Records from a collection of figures
......

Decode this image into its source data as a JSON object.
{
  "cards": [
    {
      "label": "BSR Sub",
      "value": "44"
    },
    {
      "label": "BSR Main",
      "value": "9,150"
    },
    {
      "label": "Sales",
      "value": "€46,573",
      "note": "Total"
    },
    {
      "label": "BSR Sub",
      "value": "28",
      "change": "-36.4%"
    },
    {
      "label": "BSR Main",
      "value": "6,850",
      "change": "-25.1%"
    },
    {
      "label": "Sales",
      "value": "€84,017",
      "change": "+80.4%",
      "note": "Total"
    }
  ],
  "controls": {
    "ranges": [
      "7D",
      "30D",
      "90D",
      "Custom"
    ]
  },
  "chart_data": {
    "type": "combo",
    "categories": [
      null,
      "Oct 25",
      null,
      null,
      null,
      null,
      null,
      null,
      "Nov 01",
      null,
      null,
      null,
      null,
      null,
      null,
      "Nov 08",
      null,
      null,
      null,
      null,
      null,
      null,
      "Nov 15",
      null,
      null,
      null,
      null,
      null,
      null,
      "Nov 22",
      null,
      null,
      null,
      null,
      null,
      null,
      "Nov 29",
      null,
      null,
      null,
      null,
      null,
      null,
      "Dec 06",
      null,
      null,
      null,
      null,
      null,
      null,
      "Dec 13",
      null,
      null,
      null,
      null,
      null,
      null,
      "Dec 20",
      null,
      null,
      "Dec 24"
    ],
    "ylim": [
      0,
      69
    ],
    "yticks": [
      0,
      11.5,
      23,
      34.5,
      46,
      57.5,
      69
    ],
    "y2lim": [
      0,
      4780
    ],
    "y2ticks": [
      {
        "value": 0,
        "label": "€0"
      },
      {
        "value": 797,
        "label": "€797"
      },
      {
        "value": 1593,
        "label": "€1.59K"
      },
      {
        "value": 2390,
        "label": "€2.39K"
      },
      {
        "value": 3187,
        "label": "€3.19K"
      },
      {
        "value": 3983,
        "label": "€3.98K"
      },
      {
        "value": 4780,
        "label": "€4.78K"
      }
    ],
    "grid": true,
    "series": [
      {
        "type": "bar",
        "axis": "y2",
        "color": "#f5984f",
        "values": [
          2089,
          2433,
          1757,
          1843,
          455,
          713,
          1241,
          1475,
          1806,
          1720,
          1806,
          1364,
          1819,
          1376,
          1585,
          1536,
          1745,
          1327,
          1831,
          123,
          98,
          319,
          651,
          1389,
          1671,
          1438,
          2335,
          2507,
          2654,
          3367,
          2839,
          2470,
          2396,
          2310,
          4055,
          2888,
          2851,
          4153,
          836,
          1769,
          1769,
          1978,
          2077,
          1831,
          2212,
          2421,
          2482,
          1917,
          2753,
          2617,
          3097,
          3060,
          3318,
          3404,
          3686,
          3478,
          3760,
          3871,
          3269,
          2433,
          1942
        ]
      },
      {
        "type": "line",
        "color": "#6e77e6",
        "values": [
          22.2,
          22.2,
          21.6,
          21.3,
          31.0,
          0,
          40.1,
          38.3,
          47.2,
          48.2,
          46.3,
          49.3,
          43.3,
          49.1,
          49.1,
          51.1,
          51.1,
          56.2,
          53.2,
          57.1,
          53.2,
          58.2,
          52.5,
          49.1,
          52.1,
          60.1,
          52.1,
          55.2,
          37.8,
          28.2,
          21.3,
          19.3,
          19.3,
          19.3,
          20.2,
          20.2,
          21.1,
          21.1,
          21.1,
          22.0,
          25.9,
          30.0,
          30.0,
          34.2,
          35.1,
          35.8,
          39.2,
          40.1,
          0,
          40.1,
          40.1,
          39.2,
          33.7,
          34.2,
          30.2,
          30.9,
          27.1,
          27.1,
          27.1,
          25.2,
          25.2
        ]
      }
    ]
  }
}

......

Quote the material exactly, leaving nothing out.

▸ **TASK SOLUTION**:
Decode this image into its source data as a JSON object.
{
  "cards": [
    {
      "label": "BSR Sub",
      "value": "44"
    },
    {
      "label": "BSR Main",
      "value": "9,150"
    },
    {
      "label": "Sales",
      "value": "€46,573",
      "note": "Total"
    },
    {
      "label": "BSR Sub",
      "value": "28",
      "change": "-36.4%"
    },
    {
      "label": "BSR Main",
      "value": "6,850",
      "change": "-25.1%"
    },
    {
      "label": "Sales",
      "value": "€84,017",
      "change": "+80.4%",
      "note": "Total"
    }
  ],
  "controls": {
    "ranges": [
      "7D",
      "30D",
      "90D",
      "Custom"
    ]
  },
  "chart_data": {
    "type": "combo",
    "categories": [
      null,
      "Oct 25",
      null,
      null,
      null,
      null,
      null,
      null,
      "Nov 01",
      null,
      null,
      null,
      null,
      null,
      null,
      "Nov 08",
      null,
      null,
      null,
      null,
      null,
      null,
      "Nov 15",
      null,
      null,
      null,
      null,
      null,
      null,
      "Nov 22",
      null,
      null,
      null,
      null,
      null,
      null,
      "Nov 29",
      null,
      null,
      null,
      null,
      null,
      null,
      "Dec 06",
      null,
      null,
      null,
      null,
      null,
      null,
      "Dec 13",
      null,
      null,
      null,
      null,
      null,
      null,
      "Dec 20",
      null,
      null,
      "Dec 24"
    ],
    "ylim": [
      0,
      69
    ],
    "yticks": [
      0,
      11.5,
      23,
      34.5,
      46,
      57.5,
      69
    ],
    "y2lim": [
      0,
      4780
    ],
    "y2ticks": [
      {
        "value": 0,
        "label": "€0"
      },
      {
        "value": 797,
        "label": "€797"
      },
      {
        "value": 1593,
        "label": "€1.59K"
      },
      {
        "value": 2390,
        "label": "€2.39K"
      },
      {
        "value": 3187,
        "label": "€3.19K"
      },
      {
        "value": 3983,
        "label": "€3.98K"
      },
      {
        "value": 4780,
        "label": "€4.78K"
      }
    ],
    "grid": true,
    "series": [
      {
        "type": "bar",
        "axis": "y2",
        "color": "#f5984f",
        "values": [
          2089,
          2433,
          1757,
          1843,
          455,
          713,
          1241,
          1475,
          1806,
          1720,
          1806,
          1364,
          1819,
          1376,
          1585,
          1536,
          1745,
          1327,
          1831,
          123,
          98,
          319,
          651,
          1389,
          1671,
          1438,
          2335,
          2507,
          2654,
          3367,
          2839,
          2470,
          2396,
          2310,
          4055,
          2888,
          2851,
          4153,
          836,
          1769,
          1769,
          1978,
          2077,
          1831,
          2212,
          2421,
          2482,
          1917,
          2753,
          2617,
          3097,
          3060,
          3318,
          3404,
          3686,
          3478,
          3760,
          3871,
          3269,
          2433,
          1942
        ]
      },
      {
        "type": "line",
        "color": "#6e77e6",
        "values": [
          22.2,
          22.2,
          21.6,
          21.3,
          31.0,
          0,
          40.1,
          38.3,
          47.2,
          48.2,
          46.3,
          49.3,
          43.3,
          49.1,
          49.1,
          51.1,
          51.1,
          56.2,
          53.2,
          57.1,
          53.2,
          58.2,
          52.5,
          49.1,
          52.1,
          60.1,
          52.1,
          55.2,
          37.8,
          28.2,
          21.3,
          19.3,
          19.3,
          19.3,
          20.2,
          20.2,
          21.1,
          21.1,
          21.1,
          22.0,
          25.9,
          30.0,
          30.0,
          34.2,
          35.1,
          35.8,
          39.2,
          40.1,
          0,
          40.1,
          40.1,
          39.2,
          33.7,
          34.2,
          30.2,
          30.9,
          27.1,
          27.1,
          27.1,
          25.2,
          25.2
        ]
      }
    ]
  }
}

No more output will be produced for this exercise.